Required work: Exactly as given, repeat all of the entries.

** start of Working data **

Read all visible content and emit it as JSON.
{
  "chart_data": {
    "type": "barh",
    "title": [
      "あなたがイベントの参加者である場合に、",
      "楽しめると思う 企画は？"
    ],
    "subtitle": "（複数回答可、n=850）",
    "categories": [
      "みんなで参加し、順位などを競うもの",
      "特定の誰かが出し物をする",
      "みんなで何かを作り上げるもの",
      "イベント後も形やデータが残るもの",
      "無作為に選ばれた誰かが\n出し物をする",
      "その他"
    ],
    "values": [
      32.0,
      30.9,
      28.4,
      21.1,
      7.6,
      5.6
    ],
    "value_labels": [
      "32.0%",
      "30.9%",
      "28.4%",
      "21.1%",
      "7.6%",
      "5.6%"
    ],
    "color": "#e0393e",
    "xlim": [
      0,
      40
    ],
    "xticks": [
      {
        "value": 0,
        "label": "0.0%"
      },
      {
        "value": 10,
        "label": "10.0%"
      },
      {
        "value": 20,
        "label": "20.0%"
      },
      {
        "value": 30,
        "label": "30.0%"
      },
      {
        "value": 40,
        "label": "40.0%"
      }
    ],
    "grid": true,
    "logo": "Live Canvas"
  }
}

** end of Working data **

Correct output:
Read all visible content and emit it as JSON.
{
  "chart_data": {
    "type": "barh",
    "title": [
      "あなたがイベントの参加者である場合に、",
      "楽しめると思う 企画は？"
    ],
    "subtitle": "（複数回答可、n=850）",
    "categories": [
      "みんなで参加し、順位などを競うもの",
      "特定の誰かが出し物をする",
      "みんなで何かを作り上げるもの",
      "イベント後も形やデータが残るもの",
      "無作為に選ばれた誰かが\n出し物をする",
      "その他"
    ],
    "values": [
      32.0,
      30.9,
      28.4,
      21.1,
      7.6,
      5.6
    ],
    "value_labels": [
      "32.0%",
      "30.9%",
      "28.4%",
      "21.1%",
      "7.6%",
      "5.6%"
    ],
    "color": "#e0393e",
    "xlim": [
      0,
      40
    ],
    "xticks": [
      {
        "value": 0,
        "label": "0.0%"
      },
      {
        "value": 10,
        "label": "10.0%"
      },
      {
        "value": 20,
        "label": "20.0%"
      },
      {
        "value": 30,
        "label": "30.0%"
      },
      {
        "value": 40,
        "label": "40.0%"
      }
    ],
    "grid": true,
    "logo": "Live Canvas"
  }
}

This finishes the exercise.